▸ What is required
Beginning with the line where "Serialize everything readable" appears, retype every remaining line of the data below, both the first and last included.

--- BEGIN ---

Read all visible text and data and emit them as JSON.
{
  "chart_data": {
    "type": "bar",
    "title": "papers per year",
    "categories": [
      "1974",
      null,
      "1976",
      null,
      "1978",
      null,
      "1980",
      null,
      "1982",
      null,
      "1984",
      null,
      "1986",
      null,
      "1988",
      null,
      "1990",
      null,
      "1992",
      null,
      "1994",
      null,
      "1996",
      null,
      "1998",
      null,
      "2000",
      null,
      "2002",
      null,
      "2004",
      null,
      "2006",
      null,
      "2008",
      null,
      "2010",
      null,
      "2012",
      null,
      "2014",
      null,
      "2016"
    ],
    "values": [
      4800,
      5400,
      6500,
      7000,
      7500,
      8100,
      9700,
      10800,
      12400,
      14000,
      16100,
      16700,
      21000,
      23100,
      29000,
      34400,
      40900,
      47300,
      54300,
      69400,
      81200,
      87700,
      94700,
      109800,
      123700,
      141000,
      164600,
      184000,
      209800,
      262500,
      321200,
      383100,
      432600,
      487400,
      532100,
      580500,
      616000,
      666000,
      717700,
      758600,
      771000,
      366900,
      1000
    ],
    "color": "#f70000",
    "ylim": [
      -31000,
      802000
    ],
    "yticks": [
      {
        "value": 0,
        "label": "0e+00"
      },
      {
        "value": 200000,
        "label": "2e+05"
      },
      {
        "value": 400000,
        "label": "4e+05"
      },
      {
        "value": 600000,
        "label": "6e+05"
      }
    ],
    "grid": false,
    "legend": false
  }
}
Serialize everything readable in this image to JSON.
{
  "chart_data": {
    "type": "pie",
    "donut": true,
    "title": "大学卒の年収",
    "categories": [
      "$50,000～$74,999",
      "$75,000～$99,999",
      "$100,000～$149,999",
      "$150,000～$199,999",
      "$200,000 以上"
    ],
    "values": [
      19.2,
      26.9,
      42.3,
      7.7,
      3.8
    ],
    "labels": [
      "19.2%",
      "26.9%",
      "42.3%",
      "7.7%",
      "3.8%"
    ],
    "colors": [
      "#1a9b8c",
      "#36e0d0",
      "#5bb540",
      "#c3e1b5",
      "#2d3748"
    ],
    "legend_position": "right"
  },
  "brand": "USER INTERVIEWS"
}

--- END ---

▸ Answer to the exercise
Serialize everything readable in this image to JSON.
{
  "chart_data": {
    "type": "pie",
    "donut": true,
    "title": "大学卒の年収",
    "categories": [
      "$50,000～$74,999",
      "$75,000～$99,999",
      "$100,000～$149,999",
      "$150,000～$199,999",
      "$200,000 以上"
    ],
    "values": [
      19.2,
      26.9,
      42.3,
      7.7,
      3.8
    ],
    "labels": [
      "19.2%",
      "26.9%",
      "42.3%",
      "7.7%",
      "3.8%"
    ],
    "colors": [
      "#1a9b8c",
      "#36e0d0",
      "#5bb540",
      "#c3e1b5",
      "#2d3748"
    ],
    "legend_position": "right"
  },
  "brand": "USER INTERVIEWS"
}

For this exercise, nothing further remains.